- _Aim_:
Check each line for the string "Methodology". Give only the count of lines that have it.

- _Data for the task_:
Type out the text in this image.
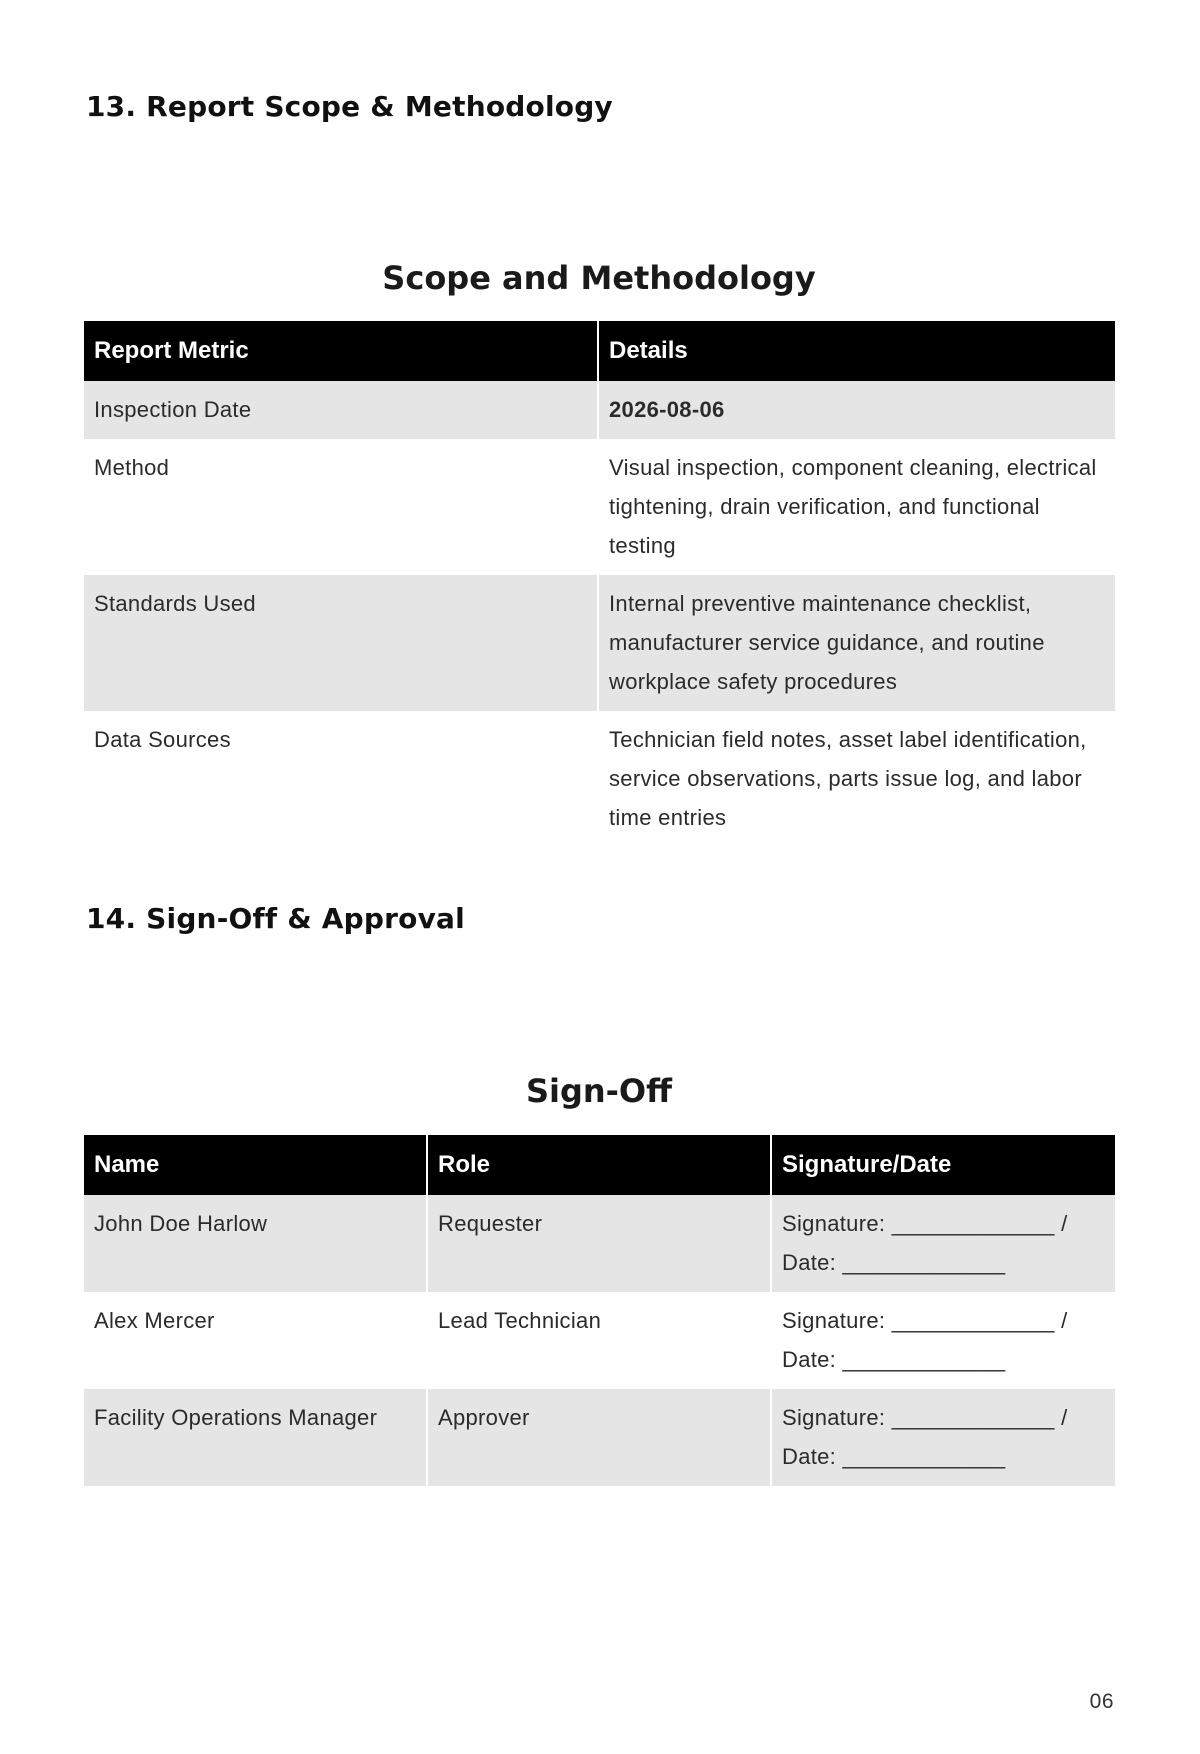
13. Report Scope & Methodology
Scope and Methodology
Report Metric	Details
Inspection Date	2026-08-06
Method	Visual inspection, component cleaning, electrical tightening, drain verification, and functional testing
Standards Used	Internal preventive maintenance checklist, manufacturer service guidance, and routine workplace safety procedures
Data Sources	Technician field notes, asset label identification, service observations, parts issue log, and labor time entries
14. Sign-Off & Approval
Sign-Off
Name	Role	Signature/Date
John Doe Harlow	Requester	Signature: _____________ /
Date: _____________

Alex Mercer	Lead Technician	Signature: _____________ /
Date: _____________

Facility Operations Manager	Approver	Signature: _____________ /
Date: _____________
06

--

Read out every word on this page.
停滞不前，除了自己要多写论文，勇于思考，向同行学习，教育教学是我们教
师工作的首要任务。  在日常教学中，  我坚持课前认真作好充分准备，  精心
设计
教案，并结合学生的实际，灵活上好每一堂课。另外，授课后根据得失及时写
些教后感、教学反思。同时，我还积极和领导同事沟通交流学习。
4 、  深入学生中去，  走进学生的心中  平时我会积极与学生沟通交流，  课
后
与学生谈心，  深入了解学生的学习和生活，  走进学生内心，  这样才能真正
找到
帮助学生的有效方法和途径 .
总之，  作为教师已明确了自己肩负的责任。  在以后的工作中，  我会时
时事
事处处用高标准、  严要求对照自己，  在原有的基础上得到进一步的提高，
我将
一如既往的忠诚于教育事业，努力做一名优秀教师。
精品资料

- _Solution_:
2